**The problem**
Output all entries verbatim. Skip pictures.

::::::

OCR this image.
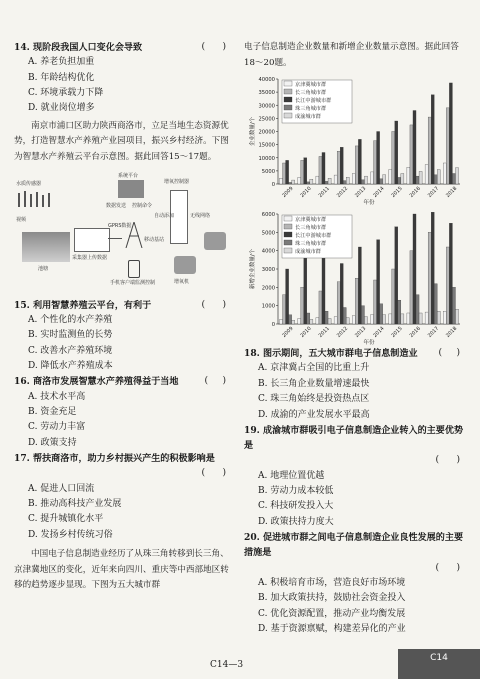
14. 现阶段我国人口变化会导致	(      )
A. 养老负担加重
B. 年龄结构优化
C. 环境承载力下降
D. 就业岗位增多
南京市浦口区助力陕西商洛市，立足当地生态资源优势，打造智慧水产养殖产业园项目，振兴乡村经济。下图为智慧水产养殖云平台示意图。据此回答15～17题。
水质传感器
视频
池塘
采集器上传数据
GPRS数据
系统平台
数据发送 控制命令
移动基站
手机客户端监测控制
增氧控制器
自动添加	无线网络
增氧机
15. 利用智慧养殖云平台，有利于	(      )
A. 个性化的水产养殖
B. 实时监测鱼的长势
C. 改善水产养殖环境
D. 降低水产养殖成本
16. 商洛市发展智慧水产养殖得益于当地	(     )
A. 技术水平高
B. 资金充足
C. 劳动力丰富
D. 政策支持
17. 帮扶商洛市，助力乡村振兴产生的积极影响是
(      )
A. 促进人口回流
B. 推动高科技产业发展
C. 提升城镇化水平
D. 发扬乡村传统习俗
中国电子信息制造业经历了从珠三角转移到长三角、京津冀地区的变化，近年来向四川、重庆等中西部地区转移的趋势逐步显现。下图为五大城市群
电子信息制造企业数量和新增企业数量示意图。据此回答18～20题。
0
5000
10000
15000
20000
25000
30000
35000
40000
2009 2010 2011 2012 2013 2014 2015 2016 2017 2018
企业数量/个
年份
京津冀城市群
长三角城市群
长江中游城市群
珠三角城市群
成渝城市群
0
1000
2000
3000
4000
5000
6000
2009 2010 2011 2012 2013 2014 2015 2016 2017 2018
新增企业数量/个
年份
京津冀城市群
长三角城市群
长江中游城市群
珠三角城市群
成渝城市群
18. 图示期间，五大城市群电子信息制造业 (     )
A. 京津冀占全国的比重上升
B. 长三角企业数量增速最快
C. 珠三角始终是投资热点区
D. 成渝的产业发展水平最高
19. 成渝城市群吸引电子信息制造企业转入的主要优势是
(      )
A. 地理位置优越
B. 劳动力成本较低
C. 科技研发投入大
D. 政策扶持力度大
20. 促进城市群之间电子信息制造企业良性发展的主要措施是
(      )
A. 积极培育市场，营造良好市场环境
B. 加大政策扶持，鼓励社会资金投入
C. 优化资源配置，推动产业均衡发展
D. 基于资源禀赋，构建差异化的产业
C14—3
C14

::::::

**Answer for the task**
OCR this image.
14. 现阶段我国人口变化会导致	(      )
A. 养老负担加重
B. 年龄结构优化
C. 环境承载力下降
D. 就业岗位增多
南京市浦口区助力陕西商洛市，立足当地生态资源优势，打造智慧水产养殖产业园项目，振兴乡村经济。下图为智慧水产养殖云平台示意图。据此回答15～17题。
水质传感器
视频
池塘
采集器上传数据
GPRS数据
系统平台
数据发送 控制命令
移动基站
手机客户端监测控制
增氧控制器
自动添加	无线网络
增氧机
15. 利用智慧养殖云平台，有利于	(      )
A. 个性化的水产养殖
B. 实时监测鱼的长势
C. 改善水产养殖环境
D. 降低水产养殖成本
16. 商洛市发展智慧水产养殖得益于当地	(     )
A. 技术水平高
B. 资金充足
C. 劳动力丰富
D. 政策支持
17. 帮扶商洛市，助力乡村振兴产生的积极影响是
(      )
A. 促进人口回流
B. 推动高科技产业发展
C. 提升城镇化水平
D. 发扬乡村传统习俗
中国电子信息制造业经历了从珠三角转移到长三角、京津冀地区的变化，近年来向四川、重庆等中西部地区转移的趋势逐步显现。下图为五大城市群
电子信息制造企业数量和新增企业数量示意图。据此回答18～20题。
0
5000
10000
15000
20000
25000
30000
35000
40000
2009 2010 2011 2012 2013 2014 2015 2016 2017 2018
企业数量/个
年份
京津冀城市群
长三角城市群
长江中游城市群
珠三角城市群
成渝城市群
0
1000
2000
3000
4000
5000
6000
2009 2010 2011 2012 2013 2014 2015 2016 2017 2018
新增企业数量/个
年份
京津冀城市群
长三角城市群
长江中游城市群
珠三角城市群
成渝城市群
18. 图示期间，五大城市群电子信息制造业 (     )
A. 京津冀占全国的比重上升
B. 长三角企业数量增速最快
C. 珠三角始终是投资热点区
D. 成渝的产业发展水平最高
19. 成渝城市群吸引电子信息制造企业转入的主要优势是
(      )
A. 地理位置优越
B. 劳动力成本较低
C. 科技研发投入大
D. 政策扶持力度大
20. 促进城市群之间电子信息制造企业良性发展的主要措施是
(      )
A. 积极培育市场，营造良好市场环境
B. 加大政策扶持，鼓励社会资金投入
C. 优化资源配置，推动产业均衡发展
D. 基于资源禀赋，构建差异化的产业
C14—3
C14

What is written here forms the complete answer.